— begin —

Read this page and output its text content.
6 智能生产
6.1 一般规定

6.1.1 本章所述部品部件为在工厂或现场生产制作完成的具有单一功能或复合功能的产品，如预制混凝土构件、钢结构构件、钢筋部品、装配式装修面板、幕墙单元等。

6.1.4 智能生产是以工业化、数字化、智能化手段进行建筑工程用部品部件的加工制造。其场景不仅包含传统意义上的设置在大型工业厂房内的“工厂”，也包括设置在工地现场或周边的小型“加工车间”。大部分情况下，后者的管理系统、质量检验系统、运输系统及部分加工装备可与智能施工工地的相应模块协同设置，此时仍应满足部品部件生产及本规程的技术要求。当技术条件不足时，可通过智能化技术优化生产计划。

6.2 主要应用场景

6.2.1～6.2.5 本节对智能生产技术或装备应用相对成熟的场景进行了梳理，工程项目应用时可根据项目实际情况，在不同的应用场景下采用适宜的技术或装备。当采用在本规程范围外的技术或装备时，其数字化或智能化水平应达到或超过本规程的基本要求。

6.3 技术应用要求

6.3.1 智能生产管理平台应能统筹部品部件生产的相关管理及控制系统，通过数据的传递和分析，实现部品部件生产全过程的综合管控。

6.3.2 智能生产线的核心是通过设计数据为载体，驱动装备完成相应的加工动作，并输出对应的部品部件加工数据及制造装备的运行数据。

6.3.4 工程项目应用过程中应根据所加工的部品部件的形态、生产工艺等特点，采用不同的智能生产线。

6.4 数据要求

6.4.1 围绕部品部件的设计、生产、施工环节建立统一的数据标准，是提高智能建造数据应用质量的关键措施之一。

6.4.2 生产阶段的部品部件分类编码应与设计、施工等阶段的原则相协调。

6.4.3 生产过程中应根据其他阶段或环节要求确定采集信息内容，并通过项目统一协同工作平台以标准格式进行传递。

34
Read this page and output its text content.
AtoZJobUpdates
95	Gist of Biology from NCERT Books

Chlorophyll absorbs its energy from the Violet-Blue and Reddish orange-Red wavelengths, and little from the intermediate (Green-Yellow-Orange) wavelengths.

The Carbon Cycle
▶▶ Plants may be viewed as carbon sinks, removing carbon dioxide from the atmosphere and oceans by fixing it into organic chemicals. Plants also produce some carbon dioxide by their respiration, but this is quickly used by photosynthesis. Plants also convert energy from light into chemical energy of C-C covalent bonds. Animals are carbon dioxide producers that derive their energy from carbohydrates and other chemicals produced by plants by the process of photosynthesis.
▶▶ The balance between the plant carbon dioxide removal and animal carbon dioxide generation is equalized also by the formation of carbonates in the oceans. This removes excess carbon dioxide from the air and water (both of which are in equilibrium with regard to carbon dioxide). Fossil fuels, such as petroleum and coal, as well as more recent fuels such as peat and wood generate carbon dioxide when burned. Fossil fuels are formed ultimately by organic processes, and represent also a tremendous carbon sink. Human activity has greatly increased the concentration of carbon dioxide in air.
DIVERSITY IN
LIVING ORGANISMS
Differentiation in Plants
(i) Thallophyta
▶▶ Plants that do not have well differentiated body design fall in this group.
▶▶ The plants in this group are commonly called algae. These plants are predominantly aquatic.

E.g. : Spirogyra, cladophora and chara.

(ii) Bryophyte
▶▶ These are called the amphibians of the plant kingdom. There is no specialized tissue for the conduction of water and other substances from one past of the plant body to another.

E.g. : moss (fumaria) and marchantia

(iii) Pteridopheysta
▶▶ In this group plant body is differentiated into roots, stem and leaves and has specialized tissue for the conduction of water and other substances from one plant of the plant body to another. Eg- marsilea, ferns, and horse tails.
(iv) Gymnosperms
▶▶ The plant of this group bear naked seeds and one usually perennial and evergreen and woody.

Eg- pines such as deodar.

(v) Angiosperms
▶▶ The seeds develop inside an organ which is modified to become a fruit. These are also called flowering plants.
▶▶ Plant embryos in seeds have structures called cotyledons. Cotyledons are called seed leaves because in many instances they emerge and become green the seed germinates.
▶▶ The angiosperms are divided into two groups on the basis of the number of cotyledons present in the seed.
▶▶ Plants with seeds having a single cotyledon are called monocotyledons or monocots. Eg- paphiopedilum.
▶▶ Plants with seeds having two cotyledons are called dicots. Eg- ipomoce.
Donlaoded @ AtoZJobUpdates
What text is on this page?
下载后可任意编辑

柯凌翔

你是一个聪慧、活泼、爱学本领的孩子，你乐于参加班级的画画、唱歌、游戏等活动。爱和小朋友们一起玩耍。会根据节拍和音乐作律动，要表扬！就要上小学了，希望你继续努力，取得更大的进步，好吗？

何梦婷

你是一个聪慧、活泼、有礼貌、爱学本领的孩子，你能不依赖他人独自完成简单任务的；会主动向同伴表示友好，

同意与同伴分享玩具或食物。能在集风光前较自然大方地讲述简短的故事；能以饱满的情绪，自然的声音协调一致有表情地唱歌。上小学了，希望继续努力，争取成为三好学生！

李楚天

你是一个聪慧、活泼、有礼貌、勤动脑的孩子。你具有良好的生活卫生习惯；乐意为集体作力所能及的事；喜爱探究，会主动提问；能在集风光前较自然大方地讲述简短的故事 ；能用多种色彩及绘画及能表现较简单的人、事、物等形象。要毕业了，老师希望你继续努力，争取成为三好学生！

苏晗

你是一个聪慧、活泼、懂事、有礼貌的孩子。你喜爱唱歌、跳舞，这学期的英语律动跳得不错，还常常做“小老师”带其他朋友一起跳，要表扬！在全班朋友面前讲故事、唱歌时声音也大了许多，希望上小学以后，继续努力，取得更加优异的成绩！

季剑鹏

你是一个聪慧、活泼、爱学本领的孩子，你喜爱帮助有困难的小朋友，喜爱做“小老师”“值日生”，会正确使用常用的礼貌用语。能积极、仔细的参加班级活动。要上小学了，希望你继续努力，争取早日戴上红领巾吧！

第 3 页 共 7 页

— end —

Print every entry exactly as written.

Read this page and output its text content.
6 智能生产
6.1 一般规定

6.1.1 本章所述部品部件为在工厂或现场生产制作完成的具有单一功能或复合功能的产品，如预制混凝土构件、钢结构构件、钢筋部品、装配式装修面板、幕墙单元等。

6.1.4 智能生产是以工业化、数字化、智能化手段进行建筑工程用部品部件的加工制造。其场景不仅包含传统意义上的设置在大型工业厂房内的“工厂”，也包括设置在工地现场或周边的小型“加工车间”。大部分情况下，后者的管理系统、质量检验系统、运输系统及部分加工装备可与智能施工工地的相应模块协同设置，此时仍应满足部品部件生产及本规程的技术要求。当技术条件不足时，可通过智能化技术优化生产计划。

6.2 主要应用场景

6.2.1～6.2.5 本节对智能生产技术或装备应用相对成熟的场景进行了梳理，工程项目应用时可根据项目实际情况，在不同的应用场景下采用适宜的技术或装备。当采用在本规程范围外的技术或装备时，其数字化或智能化水平应达到或超过本规程的基本要求。

6.3 技术应用要求

6.3.1 智能生产管理平台应能统筹部品部件生产的相关管理及控制系统，通过数据的传递和分析，实现部品部件生产全过程的综合管控。

6.3.2 智能生产线的核心是通过设计数据为载体，驱动装备完成相应的加工动作，并输出对应的部品部件加工数据及制造装备的运行数据。

6.3.4 工程项目应用过程中应根据所加工的部品部件的形态、生产工艺等特点，采用不同的智能生产线。

6.4 数据要求

6.4.1 围绕部品部件的设计、生产、施工环节建立统一的数据标准，是提高智能建造数据应用质量的关键措施之一。

6.4.2 生产阶段的部品部件分类编码应与设计、施工等阶段的原则相协调。

6.4.3 生产过程中应根据其他阶段或环节要求确定采集信息内容，并通过项目统一协同工作平台以标准格式进行传递。

34
Read this page and output its text content.
AtoZJobUpdates
95	Gist of Biology from NCERT Books

Chlorophyll absorbs its energy from the Violet-Blue and Reddish orange-Red wavelengths, and little from the intermediate (Green-Yellow-Orange) wavelengths.

The Carbon Cycle
▶▶ Plants may be viewed as carbon sinks, removing carbon dioxide from the atmosphere and oceans by fixing it into organic chemicals. Plants also produce some carbon dioxide by their respiration, but this is quickly used by photosynthesis. Plants also convert energy from light into chemical energy of C-C covalent bonds. Animals are carbon dioxide producers that derive their energy from carbohydrates and other chemicals produced by plants by the process of photosynthesis.
▶▶ The balance between the plant carbon dioxide removal and animal carbon dioxide generation is equalized also by the formation of carbonates in the oceans. This removes excess carbon dioxide from the air and water (both of which are in equilibrium with regard to carbon dioxide). Fossil fuels, such as petroleum and coal, as well as more recent fuels such as peat and wood generate carbon dioxide when burned. Fossil fuels are formed ultimately by organic processes, and represent also a tremendous carbon sink. Human activity has greatly increased the concentration of carbon dioxide in air.
DIVERSITY IN
LIVING ORGANISMS
Differentiation in Plants
(i) Thallophyta
▶▶ Plants that do not have well differentiated body design fall in this group.
▶▶ The plants in this group are commonly called algae. These plants are predominantly aquatic.

E.g. : Spirogyra, cladophora and chara.

(ii) Bryophyte
▶▶ These are called the amphibians of the plant kingdom. There is no specialized tissue for the conduction of water and other substances from one past of the plant body to another.

E.g. : moss (fumaria) and marchantia

(iii) Pteridopheysta
▶▶ In this group plant body is differentiated into roots, stem and leaves and has specialized tissue for the conduction of water and other substances from one plant of the plant body to another. Eg- marsilea, ferns, and horse tails.
(iv) Gymnosperms
▶▶ The plant of this group bear naked seeds and one usually perennial and evergreen and woody.

Eg- pines such as deodar.

(v) Angiosperms
▶▶ The seeds develop inside an organ which is modified to become a fruit. These are also called flowering plants.
▶▶ Plant embryos in seeds have structures called cotyledons. Cotyledons are called seed leaves because in many instances they emerge and become green the seed germinates.
▶▶ The angiosperms are divided into two groups on the basis of the number of cotyledons present in the seed.
▶▶ Plants with seeds having a single cotyledon are called monocotyledons or monocots. Eg- paphiopedilum.
▶▶ Plants with seeds having two cotyledons are called dicots. Eg- ipomoce.
Donlaoded @ AtoZJobUpdates
What text is on this page?
下载后可任意编辑

柯凌翔

你是一个聪慧、活泼、爱学本领的孩子，你乐于参加班级的画画、唱歌、游戏等活动。爱和小朋友们一起玩耍。会根据节拍和音乐作律动，要表扬！就要上小学了，希望你继续努力，取得更大的进步，好吗？

何梦婷

你是一个聪慧、活泼、有礼貌、爱学本领的孩子，你能不依赖他人独自完成简单任务的；会主动向同伴表示友好，

同意与同伴分享玩具或食物。能在集风光前较自然大方地讲述简短的故事；能以饱满的情绪，自然的声音协调一致有表情地唱歌。上小学了，希望继续努力，争取成为三好学生！

李楚天

你是一个聪慧、活泼、有礼貌、勤动脑的孩子。你具有良好的生活卫生习惯；乐意为集体作力所能及的事；喜爱探究，会主动提问；能在集风光前较自然大方地讲述简短的故事 ；能用多种色彩及绘画及能表现较简单的人、事、物等形象。要毕业了，老师希望你继续努力，争取成为三好学生！

苏晗

你是一个聪慧、活泼、懂事、有礼貌的孩子。你喜爱唱歌、跳舞，这学期的英语律动跳得不错，还常常做“小老师”带其他朋友一起跳，要表扬！在全班朋友面前讲故事、唱歌时声音也大了许多，希望上小学以后，继续努力，取得更加优异的成绩！

季剑鹏

你是一个聪慧、活泼、爱学本领的孩子，你喜爱帮助有困难的小朋友，喜爱做“小老师”“值日生”，会正确使用常用的礼貌用语。能积极、仔细的参加班级活动。要上小学了，希望你继续努力，争取早日戴上红领巾吧！

第 3 页 共 7 页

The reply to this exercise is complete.